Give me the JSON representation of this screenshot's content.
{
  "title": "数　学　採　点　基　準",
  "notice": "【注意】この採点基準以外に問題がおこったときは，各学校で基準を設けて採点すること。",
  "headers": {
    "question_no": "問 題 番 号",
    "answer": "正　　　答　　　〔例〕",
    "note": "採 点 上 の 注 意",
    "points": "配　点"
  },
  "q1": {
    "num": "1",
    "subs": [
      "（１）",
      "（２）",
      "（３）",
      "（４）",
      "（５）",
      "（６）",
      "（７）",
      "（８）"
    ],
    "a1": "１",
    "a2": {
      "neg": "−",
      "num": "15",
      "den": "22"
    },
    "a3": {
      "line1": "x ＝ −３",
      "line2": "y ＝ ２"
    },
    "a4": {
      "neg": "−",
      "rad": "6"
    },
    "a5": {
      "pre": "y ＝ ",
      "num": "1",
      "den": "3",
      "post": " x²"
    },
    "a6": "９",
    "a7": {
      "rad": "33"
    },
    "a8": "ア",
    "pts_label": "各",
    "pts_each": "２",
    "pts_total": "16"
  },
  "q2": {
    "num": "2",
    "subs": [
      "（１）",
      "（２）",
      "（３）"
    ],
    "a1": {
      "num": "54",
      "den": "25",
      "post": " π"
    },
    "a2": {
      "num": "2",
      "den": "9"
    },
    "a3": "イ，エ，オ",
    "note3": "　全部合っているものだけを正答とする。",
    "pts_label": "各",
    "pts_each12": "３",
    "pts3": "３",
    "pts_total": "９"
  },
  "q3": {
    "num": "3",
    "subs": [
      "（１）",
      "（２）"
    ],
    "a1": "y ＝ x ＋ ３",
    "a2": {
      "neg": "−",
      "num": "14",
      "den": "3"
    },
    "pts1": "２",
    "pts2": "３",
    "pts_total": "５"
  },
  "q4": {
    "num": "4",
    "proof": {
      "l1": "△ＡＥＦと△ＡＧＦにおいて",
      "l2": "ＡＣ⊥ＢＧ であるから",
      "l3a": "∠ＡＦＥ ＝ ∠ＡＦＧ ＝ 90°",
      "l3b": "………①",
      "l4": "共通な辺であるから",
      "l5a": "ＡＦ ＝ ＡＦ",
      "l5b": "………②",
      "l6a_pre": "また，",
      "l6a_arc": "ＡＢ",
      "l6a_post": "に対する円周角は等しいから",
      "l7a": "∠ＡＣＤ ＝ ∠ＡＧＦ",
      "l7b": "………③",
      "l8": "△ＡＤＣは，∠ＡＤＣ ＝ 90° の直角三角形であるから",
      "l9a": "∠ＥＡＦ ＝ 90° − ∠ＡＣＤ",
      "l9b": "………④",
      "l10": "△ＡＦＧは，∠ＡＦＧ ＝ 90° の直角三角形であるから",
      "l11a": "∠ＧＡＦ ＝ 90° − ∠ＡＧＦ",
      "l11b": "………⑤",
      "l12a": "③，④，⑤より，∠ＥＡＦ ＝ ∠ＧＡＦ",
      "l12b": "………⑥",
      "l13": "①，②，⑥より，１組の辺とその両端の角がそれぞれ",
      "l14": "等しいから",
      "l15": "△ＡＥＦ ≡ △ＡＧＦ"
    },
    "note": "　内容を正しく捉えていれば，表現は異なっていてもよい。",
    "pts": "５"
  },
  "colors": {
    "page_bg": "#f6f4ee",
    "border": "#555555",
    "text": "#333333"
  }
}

**Given task:** Return all of the data exactly as it reads.

**Solution to the exercise:**
Give me the JSON representation of this screenshot's content.
{
  "title": "数　学　採　点　基　準",
  "notice": "【注意】この採点基準以外に問題がおこったときは，各学校で基準を設けて採点すること。",
  "headers": {
    "question_no": "問 題 番 号",
    "answer": "正　　　答　　　〔例〕",
    "note": "採 点 上 の 注 意",
    "points": "配　点"
  },
  "q1": {
    "num": "1",
    "subs": [
      "（１）",
      "（２）",
      "（３）",
      "（４）",
      "（５）",
      "（６）",
      "（７）",
      "（８）"
    ],
    "a1": "１",
    "a2": {
      "neg": "−",
      "num": "15",
      "den": "22"
    },
    "a3": {
      "line1": "x ＝ −３",
      "line2": "y ＝ ２"
    },
    "a4": {
      "neg": "−",
      "rad": "6"
    },
    "a5": {
      "pre": "y ＝ ",
      "num": "1",
      "den": "3",
      "post": " x²"
    },
    "a6": "９",
    "a7": {
      "rad": "33"
    },
    "a8": "ア",
    "pts_label": "各",
    "pts_each": "２",
    "pts_total": "16"
  },
  "q2": {
    "num": "2",
    "subs": [
      "（１）",
      "（２）",
      "（３）"
    ],
    "a1": {
      "num": "54",
      "den": "25",
      "post": " π"
    },
    "a2": {
      "num": "2",
      "den": "9"
    },
    "a3": "イ，エ，オ",
    "note3": "　全部合っているものだけを正答とする。",
    "pts_label": "各",
    "pts_each12": "３",
    "pts3": "３",
    "pts_total": "９"
  },
  "q3": {
    "num": "3",
    "subs": [
      "（１）",
      "（２）"
    ],
    "a1": "y ＝ x ＋ ３",
    "a2": {
      "neg": "−",
      "num": "14",
      "den": "3"
    },
    "pts1": "２",
    "pts2": "３",
    "pts_total": "５"
  },
  "q4": {
    "num": "4",
    "proof": {
      "l1": "△ＡＥＦと△ＡＧＦにおいて",
      "l2": "ＡＣ⊥ＢＧ であるから",
      "l3a": "∠ＡＦＥ ＝ ∠ＡＦＧ ＝ 90°",
      "l3b": "………①",
      "l4": "共通な辺であるから",
      "l5a": "ＡＦ ＝ ＡＦ",
      "l5b": "………②",
      "l6a_pre": "また，",
      "l6a_arc": "ＡＢ",
      "l6a_post": "に対する円周角は等しいから",
      "l7a": "∠ＡＣＤ ＝ ∠ＡＧＦ",
      "l7b": "………③",
      "l8": "△ＡＤＣは，∠ＡＤＣ ＝ 90° の直角三角形であるから",
      "l9a": "∠ＥＡＦ ＝ 90° − ∠ＡＣＤ",
      "l9b": "………④",
      "l10": "△ＡＦＧは，∠ＡＦＧ ＝ 90° の直角三角形であるから",
      "l11a": "∠ＧＡＦ ＝ 90° − ∠ＡＧＦ",
      "l11b": "………⑤",
      "l12a": "③，④，⑤より，∠ＥＡＦ ＝ ∠ＧＡＦ",
      "l12b": "………⑥",
      "l13": "①，②，⑥より，１組の辺とその両端の角がそれぞれ",
      "l14": "等しいから",
      "l15": "△ＡＥＦ ≡ △ＡＧＦ"
    },
    "note": "　内容を正しく捉えていれば，表現は異なっていてもよい。",
    "pts": "５"
  },
  "colors": {
    "page_bg": "#f6f4ee",
    "border": "#555555",
    "text": "#333333"
  }
}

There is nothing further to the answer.